(Records from a collection of figures)
━━━━━━
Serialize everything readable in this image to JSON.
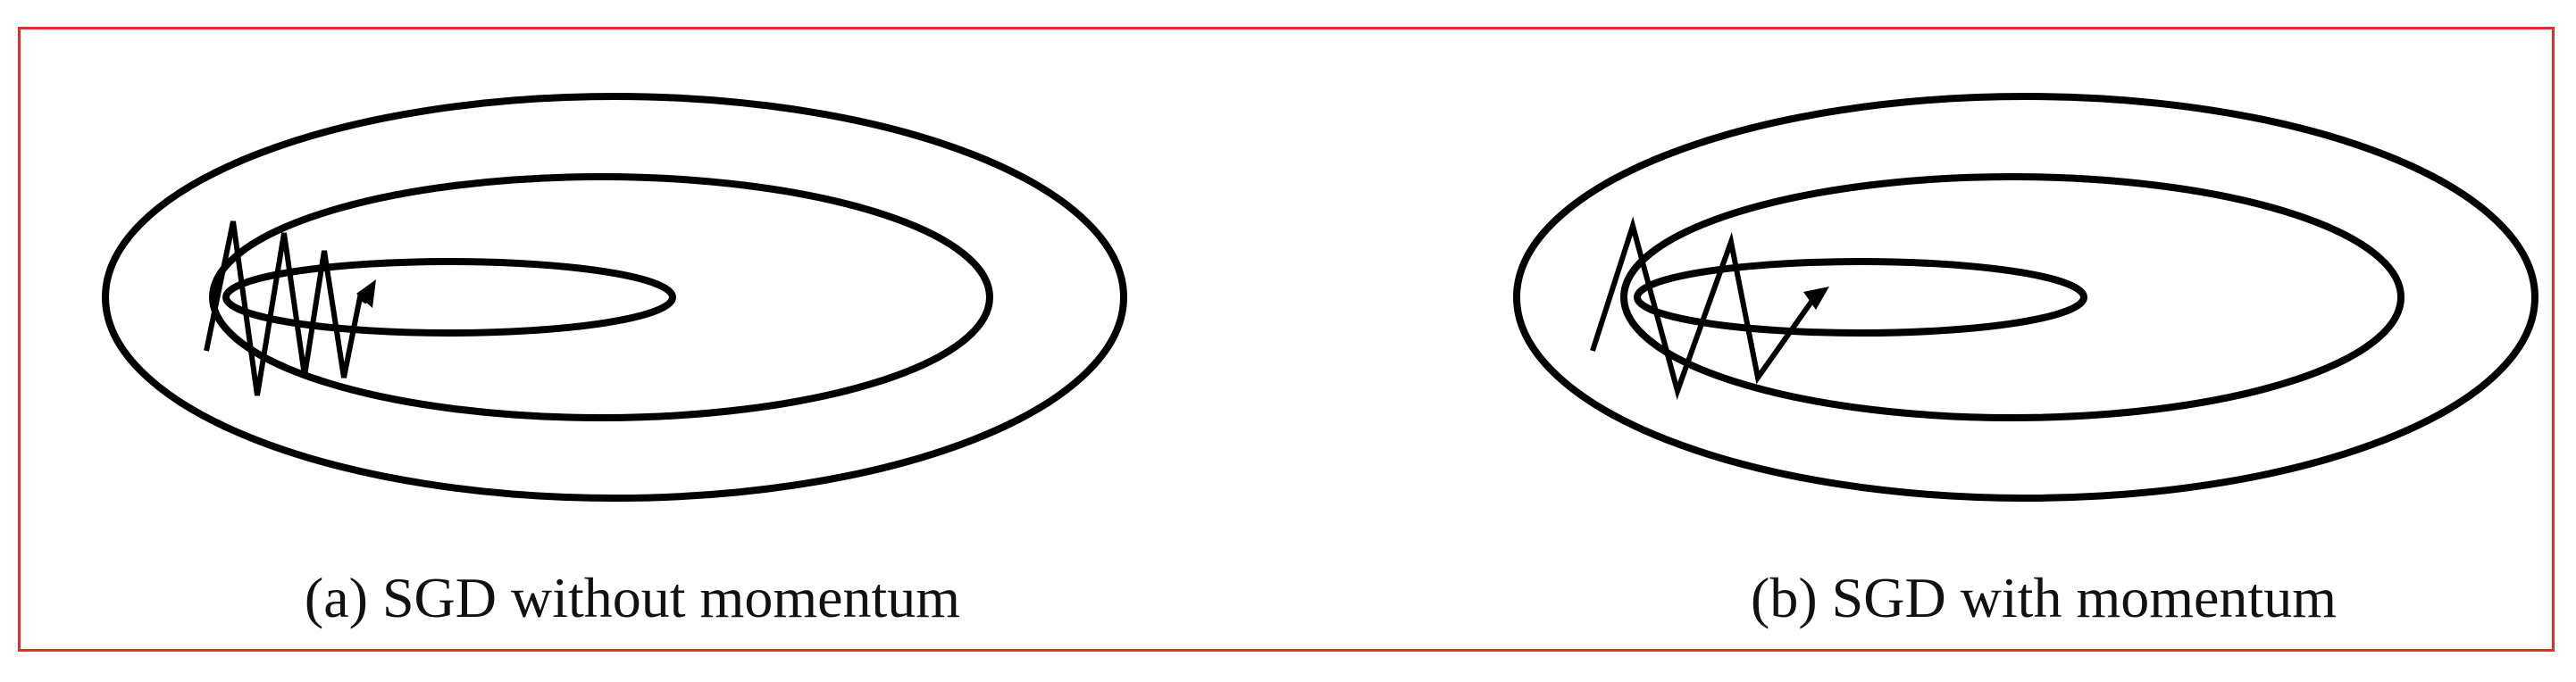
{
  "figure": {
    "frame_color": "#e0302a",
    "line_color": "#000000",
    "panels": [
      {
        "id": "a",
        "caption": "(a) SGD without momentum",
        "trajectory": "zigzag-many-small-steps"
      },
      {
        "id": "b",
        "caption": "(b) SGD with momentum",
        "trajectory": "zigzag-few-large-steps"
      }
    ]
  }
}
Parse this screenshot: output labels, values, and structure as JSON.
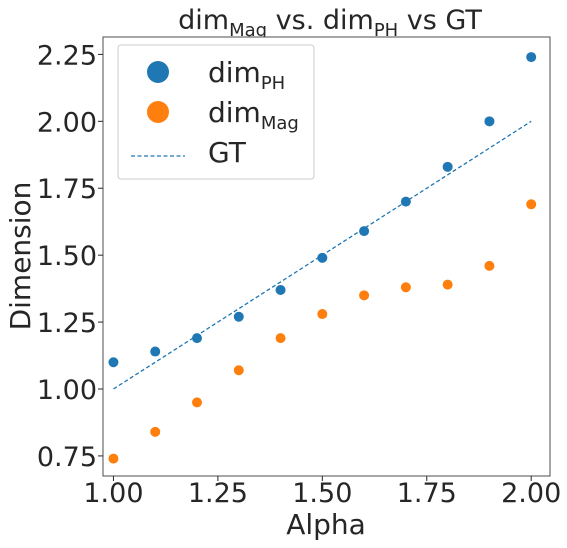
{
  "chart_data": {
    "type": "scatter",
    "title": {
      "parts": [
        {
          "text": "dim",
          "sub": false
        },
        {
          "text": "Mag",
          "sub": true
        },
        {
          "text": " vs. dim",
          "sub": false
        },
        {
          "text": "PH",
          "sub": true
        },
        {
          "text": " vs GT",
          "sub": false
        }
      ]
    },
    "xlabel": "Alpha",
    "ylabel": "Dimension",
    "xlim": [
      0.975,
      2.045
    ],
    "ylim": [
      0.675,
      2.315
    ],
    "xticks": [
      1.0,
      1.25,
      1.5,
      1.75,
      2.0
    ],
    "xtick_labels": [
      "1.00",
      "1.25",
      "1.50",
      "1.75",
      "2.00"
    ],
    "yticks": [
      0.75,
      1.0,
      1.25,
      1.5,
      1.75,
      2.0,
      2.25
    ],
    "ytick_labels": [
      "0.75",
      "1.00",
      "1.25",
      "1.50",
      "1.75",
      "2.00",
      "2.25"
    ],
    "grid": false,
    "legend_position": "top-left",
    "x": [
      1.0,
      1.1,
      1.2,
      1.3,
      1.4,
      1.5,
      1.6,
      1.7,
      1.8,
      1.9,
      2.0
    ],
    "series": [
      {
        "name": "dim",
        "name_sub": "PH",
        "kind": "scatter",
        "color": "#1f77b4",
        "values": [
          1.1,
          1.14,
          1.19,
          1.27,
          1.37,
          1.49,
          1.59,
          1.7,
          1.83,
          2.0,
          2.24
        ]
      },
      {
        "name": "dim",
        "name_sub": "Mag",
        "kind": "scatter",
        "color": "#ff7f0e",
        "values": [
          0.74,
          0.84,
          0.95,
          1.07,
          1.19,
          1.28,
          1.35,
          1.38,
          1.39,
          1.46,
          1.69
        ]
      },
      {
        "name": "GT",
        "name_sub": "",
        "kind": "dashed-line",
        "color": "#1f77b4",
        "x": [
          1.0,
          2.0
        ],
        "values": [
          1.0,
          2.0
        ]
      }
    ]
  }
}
━━━━━━
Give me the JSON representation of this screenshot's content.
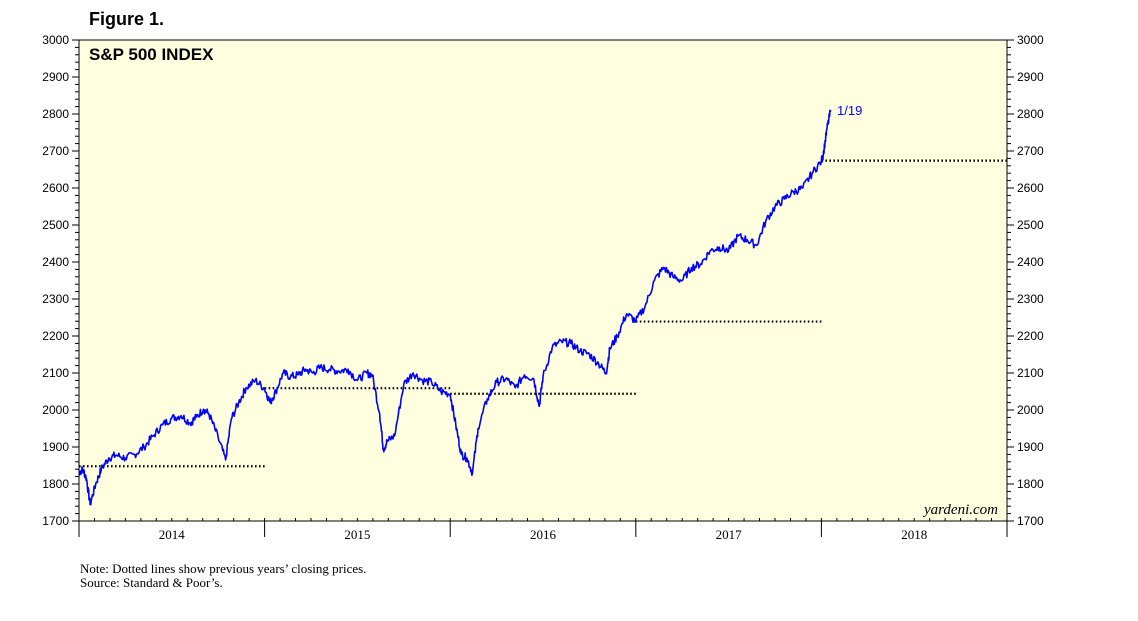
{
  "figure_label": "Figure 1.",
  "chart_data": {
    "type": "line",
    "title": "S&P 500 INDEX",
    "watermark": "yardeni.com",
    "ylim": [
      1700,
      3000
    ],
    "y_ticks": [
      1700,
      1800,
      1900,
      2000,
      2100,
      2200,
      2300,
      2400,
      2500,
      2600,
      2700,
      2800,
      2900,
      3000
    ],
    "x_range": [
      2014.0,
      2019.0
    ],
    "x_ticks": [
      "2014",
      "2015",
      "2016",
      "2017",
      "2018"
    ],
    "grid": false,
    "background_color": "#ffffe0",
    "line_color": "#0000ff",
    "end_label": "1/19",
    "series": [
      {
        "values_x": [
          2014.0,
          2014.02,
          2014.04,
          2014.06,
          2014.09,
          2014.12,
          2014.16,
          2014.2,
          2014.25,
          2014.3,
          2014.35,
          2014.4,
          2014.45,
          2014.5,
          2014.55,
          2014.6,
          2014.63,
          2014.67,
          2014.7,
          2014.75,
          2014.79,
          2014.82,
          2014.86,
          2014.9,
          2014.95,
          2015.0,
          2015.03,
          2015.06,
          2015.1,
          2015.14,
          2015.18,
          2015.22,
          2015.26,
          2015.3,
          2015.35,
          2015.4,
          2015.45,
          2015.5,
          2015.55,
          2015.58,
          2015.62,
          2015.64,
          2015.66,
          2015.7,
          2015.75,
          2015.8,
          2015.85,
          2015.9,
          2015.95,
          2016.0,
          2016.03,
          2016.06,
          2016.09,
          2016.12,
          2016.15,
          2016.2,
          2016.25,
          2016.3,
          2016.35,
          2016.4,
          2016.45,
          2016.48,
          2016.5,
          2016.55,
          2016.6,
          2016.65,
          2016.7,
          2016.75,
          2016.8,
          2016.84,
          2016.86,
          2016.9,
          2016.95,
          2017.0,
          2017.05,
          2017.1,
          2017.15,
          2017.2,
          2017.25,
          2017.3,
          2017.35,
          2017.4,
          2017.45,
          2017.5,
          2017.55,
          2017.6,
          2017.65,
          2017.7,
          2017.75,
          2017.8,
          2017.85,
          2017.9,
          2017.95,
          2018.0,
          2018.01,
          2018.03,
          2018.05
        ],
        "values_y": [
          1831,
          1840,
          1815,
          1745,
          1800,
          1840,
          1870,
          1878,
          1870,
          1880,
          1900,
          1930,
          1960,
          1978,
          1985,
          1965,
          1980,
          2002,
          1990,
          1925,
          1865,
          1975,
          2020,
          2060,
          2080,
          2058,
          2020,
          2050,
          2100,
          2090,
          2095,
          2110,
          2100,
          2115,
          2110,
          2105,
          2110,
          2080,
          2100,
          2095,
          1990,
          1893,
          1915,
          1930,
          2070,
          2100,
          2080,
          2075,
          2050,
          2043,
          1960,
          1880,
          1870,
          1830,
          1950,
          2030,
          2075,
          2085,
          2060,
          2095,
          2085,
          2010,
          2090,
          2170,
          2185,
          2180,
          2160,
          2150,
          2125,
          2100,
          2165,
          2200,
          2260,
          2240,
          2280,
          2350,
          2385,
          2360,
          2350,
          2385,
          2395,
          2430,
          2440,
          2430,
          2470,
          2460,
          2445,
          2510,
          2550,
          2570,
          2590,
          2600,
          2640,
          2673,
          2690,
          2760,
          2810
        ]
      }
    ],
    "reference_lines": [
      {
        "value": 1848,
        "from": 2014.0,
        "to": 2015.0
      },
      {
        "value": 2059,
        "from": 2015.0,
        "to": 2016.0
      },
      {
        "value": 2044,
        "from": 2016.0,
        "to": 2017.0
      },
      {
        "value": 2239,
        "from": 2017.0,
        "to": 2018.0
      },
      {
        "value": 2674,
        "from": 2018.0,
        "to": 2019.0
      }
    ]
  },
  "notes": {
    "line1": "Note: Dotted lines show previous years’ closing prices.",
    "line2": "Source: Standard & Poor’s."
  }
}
━━━━━━
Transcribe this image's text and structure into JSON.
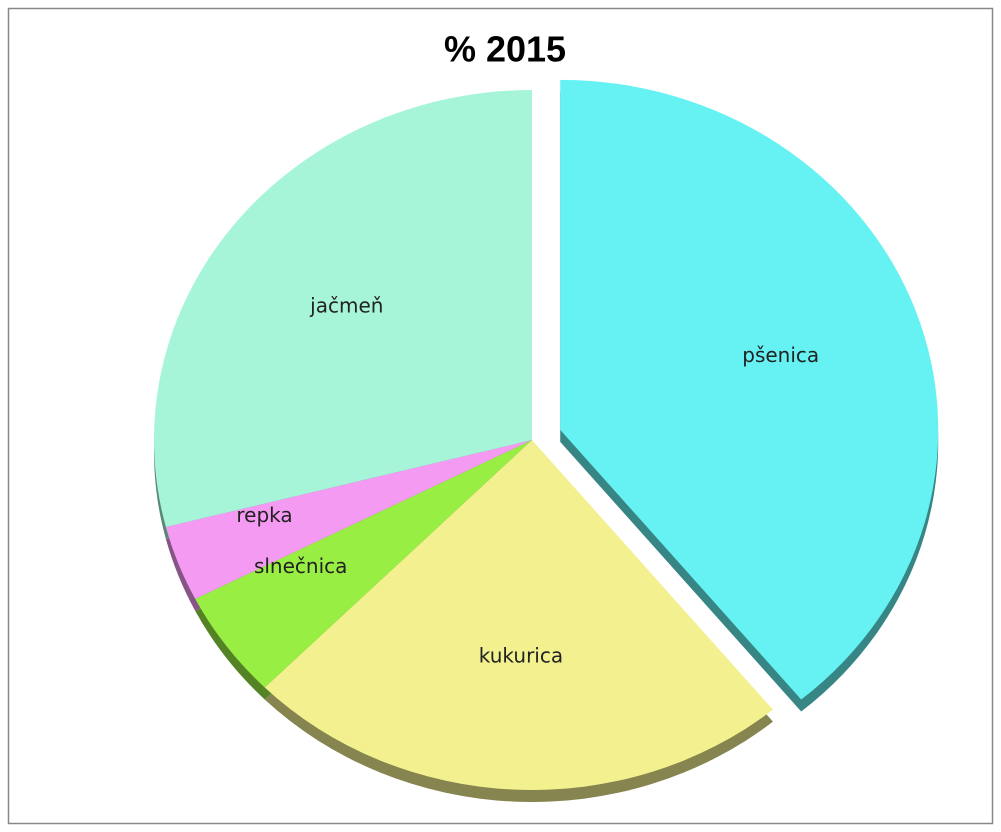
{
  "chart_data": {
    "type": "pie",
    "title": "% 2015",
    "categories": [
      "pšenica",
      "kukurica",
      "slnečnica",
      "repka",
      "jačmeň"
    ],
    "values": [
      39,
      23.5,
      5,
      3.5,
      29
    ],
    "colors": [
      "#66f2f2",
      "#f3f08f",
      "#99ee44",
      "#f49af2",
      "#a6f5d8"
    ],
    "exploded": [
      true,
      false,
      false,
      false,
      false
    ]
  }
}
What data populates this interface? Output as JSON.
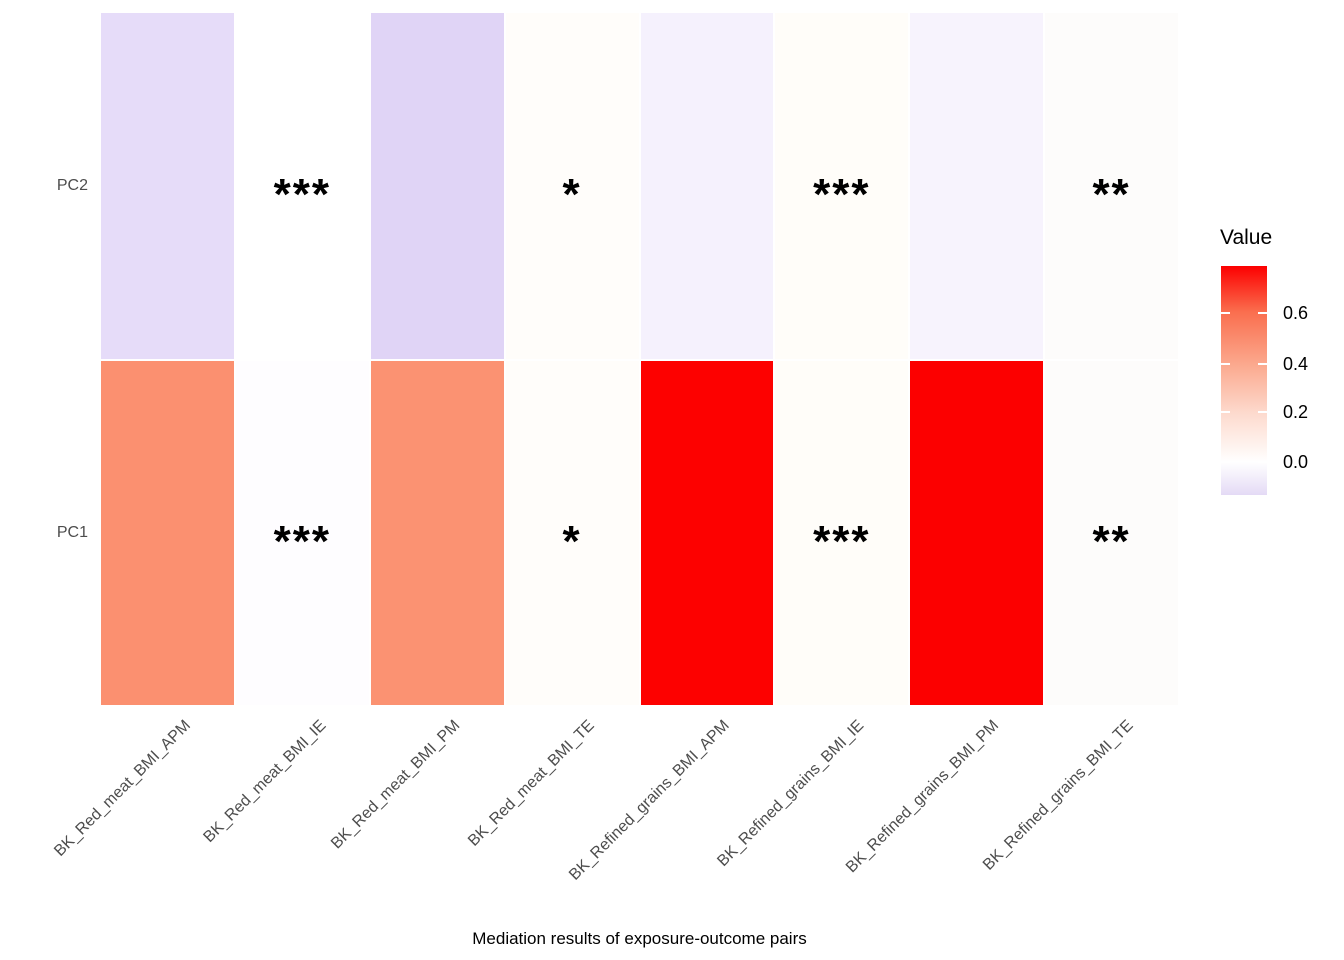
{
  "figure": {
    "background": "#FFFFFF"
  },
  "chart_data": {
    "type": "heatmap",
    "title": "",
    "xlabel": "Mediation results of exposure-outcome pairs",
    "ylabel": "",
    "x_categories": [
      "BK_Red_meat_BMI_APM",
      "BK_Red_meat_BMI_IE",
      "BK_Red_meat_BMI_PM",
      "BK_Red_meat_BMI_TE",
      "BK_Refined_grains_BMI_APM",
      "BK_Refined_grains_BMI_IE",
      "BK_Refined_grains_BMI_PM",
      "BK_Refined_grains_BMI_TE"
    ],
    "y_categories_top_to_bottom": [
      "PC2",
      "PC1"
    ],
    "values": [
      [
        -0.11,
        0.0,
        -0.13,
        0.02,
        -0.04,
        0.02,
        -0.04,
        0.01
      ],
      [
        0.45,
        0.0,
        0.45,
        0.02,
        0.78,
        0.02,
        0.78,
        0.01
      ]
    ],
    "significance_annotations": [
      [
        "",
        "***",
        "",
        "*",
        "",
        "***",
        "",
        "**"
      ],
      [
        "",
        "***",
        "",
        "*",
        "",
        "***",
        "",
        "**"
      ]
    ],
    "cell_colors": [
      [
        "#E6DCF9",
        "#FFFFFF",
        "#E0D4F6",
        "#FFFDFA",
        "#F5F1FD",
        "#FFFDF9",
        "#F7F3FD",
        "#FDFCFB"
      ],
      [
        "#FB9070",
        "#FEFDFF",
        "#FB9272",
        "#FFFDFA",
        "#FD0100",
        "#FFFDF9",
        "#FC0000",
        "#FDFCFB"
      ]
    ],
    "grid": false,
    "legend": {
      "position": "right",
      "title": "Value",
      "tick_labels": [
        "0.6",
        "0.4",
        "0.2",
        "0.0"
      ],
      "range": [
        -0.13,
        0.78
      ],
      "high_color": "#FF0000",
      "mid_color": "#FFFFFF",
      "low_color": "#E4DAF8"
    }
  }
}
━━━━━━
■ DIRECTION
Only a number is wanted: how many lines of the material above hold "FFFFFF"?

■ TASK ANSWER
3